GOAL:
Please copy the listing below word for word, every line in its original order, and leave out the pictures.

DATA SUPPLIED:
———
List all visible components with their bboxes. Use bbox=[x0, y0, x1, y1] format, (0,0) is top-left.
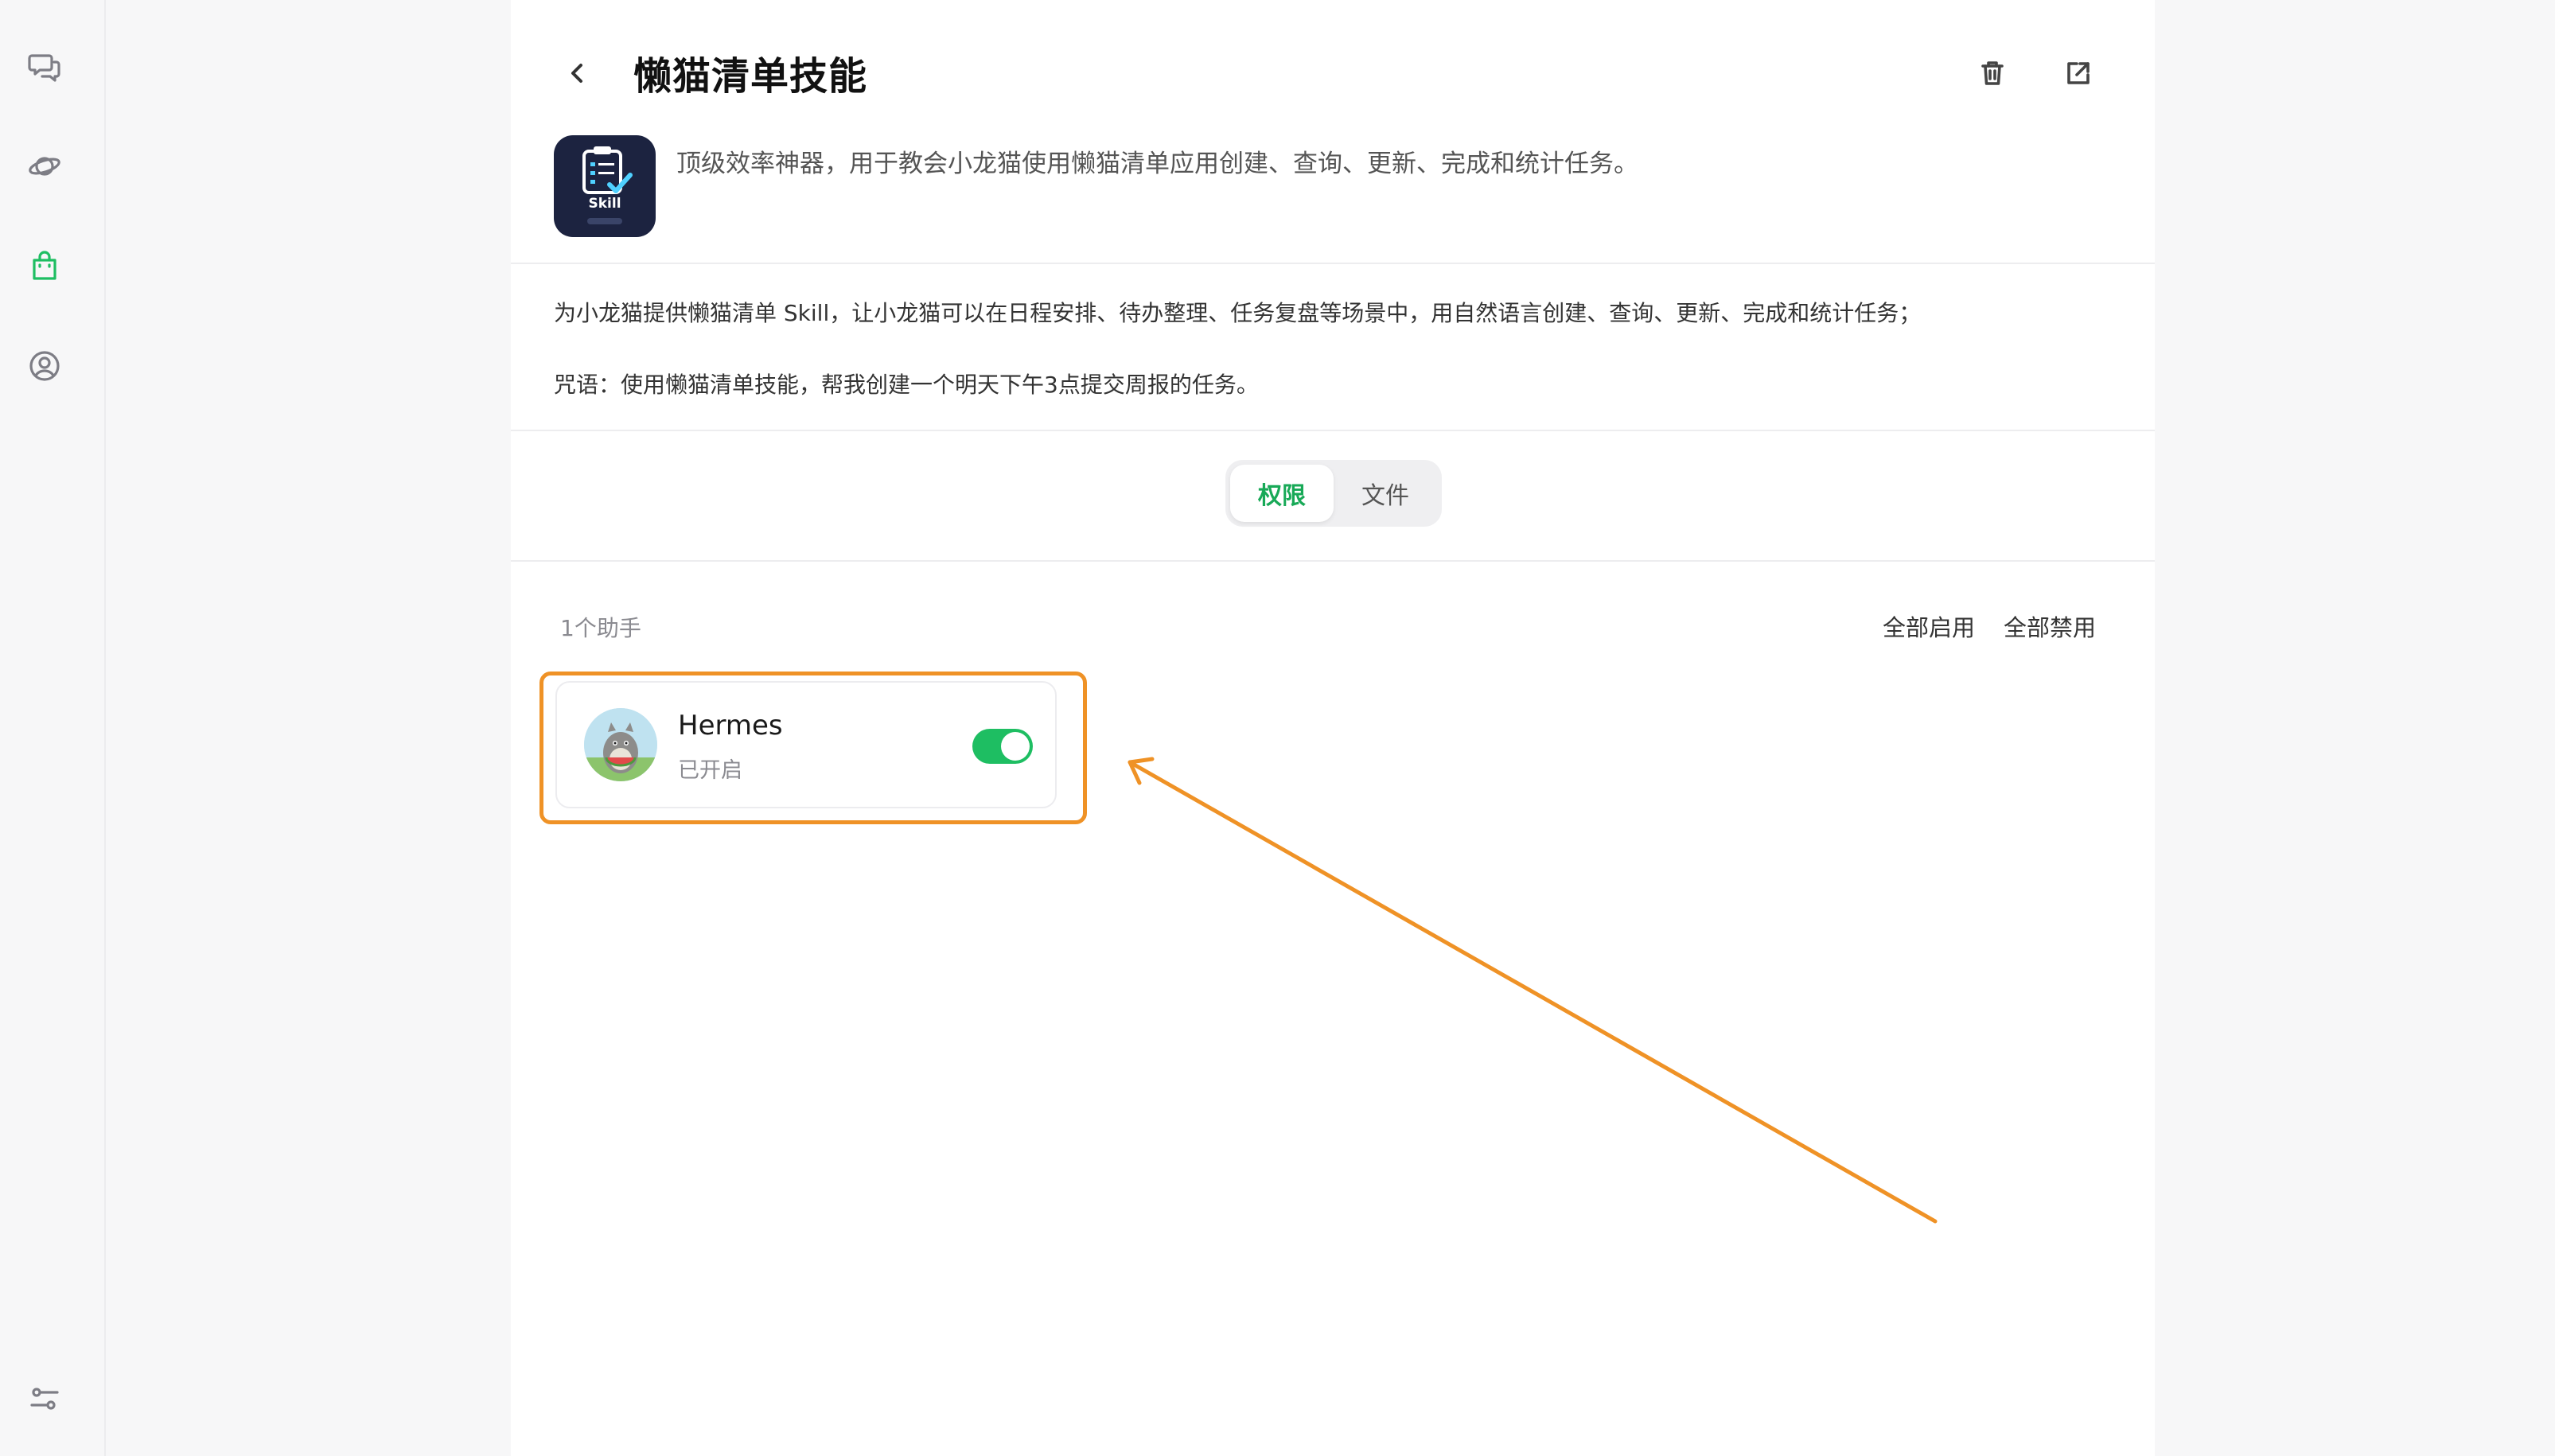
divider bbox=[511, 430, 2155, 431]
back-button[interactable] bbox=[552, 48, 603, 99]
share-button[interactable] bbox=[2053, 48, 2104, 99]
agent-status: 已开启 bbox=[678, 758, 742, 783]
trash-icon bbox=[1981, 61, 2004, 85]
skill-prompt-example: 咒语：使用懒猫清单技能，帮我创建一个明天下午3点提交周报的任务。 bbox=[554, 372, 1259, 398]
chevron-left-icon bbox=[571, 64, 582, 83]
divider bbox=[511, 560, 2155, 562]
tab-permissions[interactable]: 权限 bbox=[1230, 465, 1334, 522]
sidebar bbox=[0, 0, 106, 1456]
sidebar-item-chat[interactable] bbox=[22, 45, 67, 89]
chat-icon bbox=[28, 54, 60, 82]
delete-button[interactable] bbox=[1967, 48, 2018, 99]
sidebar-item-profile[interactable] bbox=[22, 344, 67, 388]
clipboard-check-icon bbox=[582, 146, 633, 224]
skill-summary: 顶级效率神器，用于教会小龙猫使用懒猫清单应用创建、查询、更新、完成和统计任务。 bbox=[676, 150, 1638, 178]
sidebar-item-store[interactable] bbox=[22, 243, 67, 288]
planet-icon bbox=[29, 157, 60, 176]
skill-description: 为小龙猫提供懒猫清单 Skill，让小龙猫可以在日程安排、待办整理、任务复盘等场… bbox=[554, 300, 1922, 326]
enable-all-button[interactable]: 全部启用 bbox=[1883, 609, 1975, 643]
skill-logo: Skill bbox=[554, 135, 656, 237]
agent-card: Hermes 已开启 bbox=[555, 681, 1057, 808]
sidebar-item-explore[interactable] bbox=[22, 144, 67, 189]
header: 懒猫清单技能 bbox=[511, 0, 2155, 143]
divider bbox=[511, 263, 2155, 264]
settings-sliders-icon bbox=[30, 1388, 59, 1410]
sidebar-settings-button[interactable] bbox=[22, 1376, 67, 1421]
page-title: 懒猫清单技能 bbox=[633, 54, 868, 99]
tab-switcher: 权限 文件 bbox=[1225, 460, 1442, 527]
avatar bbox=[584, 708, 657, 781]
agent-enable-toggle[interactable] bbox=[972, 729, 1033, 764]
skill-logo-text: Skill bbox=[588, 196, 621, 212]
totoro-avatar-image bbox=[584, 708, 657, 781]
agent-name: Hermes bbox=[678, 710, 783, 742]
shopping-bag-icon bbox=[33, 251, 56, 280]
assistant-count: 1个助手 bbox=[560, 615, 641, 641]
skill-detail-panel: 懒猫清单技能 Skill 顶级效率神器，用于教会小龙猫使用懒猫清单应用创建、查询… bbox=[511, 0, 2155, 1456]
tab-files[interactable]: 文件 bbox=[1334, 465, 1437, 522]
toggle-knob bbox=[1001, 732, 1030, 761]
disable-all-button[interactable]: 全部禁用 bbox=[2004, 609, 2096, 643]
user-circle-icon bbox=[29, 351, 60, 381]
external-link-icon bbox=[2067, 62, 2090, 84]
———
WORKED ANSWER:
List all visible components with their bboxes. Use bbox=[x0, y0, x1, y1] format, (0,0) is top-left.
divider bbox=[511, 430, 2155, 431]
back-button[interactable] bbox=[552, 48, 603, 99]
share-button[interactable] bbox=[2053, 48, 2104, 99]
agent-status: 已开启 bbox=[678, 758, 742, 783]
trash-icon bbox=[1981, 61, 2004, 85]
skill-prompt-example: 咒语：使用懒猫清单技能，帮我创建一个明天下午3点提交周报的任务。 bbox=[554, 372, 1259, 398]
chevron-left-icon bbox=[571, 64, 582, 83]
divider bbox=[511, 560, 2155, 562]
tab-permissions[interactable]: 权限 bbox=[1230, 465, 1334, 522]
sidebar bbox=[0, 0, 106, 1456]
sidebar-item-chat[interactable] bbox=[22, 45, 67, 89]
chat-icon bbox=[28, 54, 60, 82]
delete-button[interactable] bbox=[1967, 48, 2018, 99]
sidebar-item-profile[interactable] bbox=[22, 344, 67, 388]
clipboard-check-icon bbox=[582, 146, 633, 224]
skill-summary: 顶级效率神器，用于教会小龙猫使用懒猫清单应用创建、查询、更新、完成和统计任务。 bbox=[676, 150, 1638, 178]
sidebar-item-store[interactable] bbox=[22, 243, 67, 288]
planet-icon bbox=[29, 157, 60, 176]
skill-description: 为小龙猫提供懒猫清单 Skill，让小龙猫可以在日程安排、待办整理、任务复盘等场… bbox=[554, 300, 1922, 326]
enable-all-button[interactable]: 全部启用 bbox=[1883, 609, 1975, 643]
skill-logo: Skill bbox=[554, 135, 656, 237]
agent-card: Hermes 已开启 bbox=[555, 681, 1057, 808]
sidebar-item-explore[interactable] bbox=[22, 144, 67, 189]
header: 懒猫清单技能 bbox=[511, 0, 2155, 143]
divider bbox=[511, 263, 2155, 264]
settings-sliders-icon bbox=[30, 1388, 59, 1410]
sidebar-settings-button[interactable] bbox=[22, 1376, 67, 1421]
page-title: 懒猫清单技能 bbox=[633, 54, 868, 99]
tab-switcher: 权限 文件 bbox=[1225, 460, 1442, 527]
avatar bbox=[584, 708, 657, 781]
agent-enable-toggle[interactable] bbox=[972, 729, 1033, 764]
skill-logo-text: Skill bbox=[588, 196, 621, 212]
totoro-avatar-image bbox=[584, 708, 657, 781]
agent-name: Hermes bbox=[678, 710, 783, 742]
shopping-bag-icon bbox=[33, 251, 56, 280]
assistant-count: 1个助手 bbox=[560, 615, 641, 641]
skill-detail-panel: 懒猫清单技能 Skill 顶级效率神器，用于教会小龙猫使用懒猫清单应用创建、查询… bbox=[511, 0, 2155, 1456]
tab-files[interactable]: 文件 bbox=[1334, 465, 1437, 522]
toggle-knob bbox=[1001, 732, 1030, 761]
disable-all-button[interactable]: 全部禁用 bbox=[2004, 609, 2096, 643]
user-circle-icon bbox=[29, 351, 60, 381]
external-link-icon bbox=[2067, 62, 2090, 84]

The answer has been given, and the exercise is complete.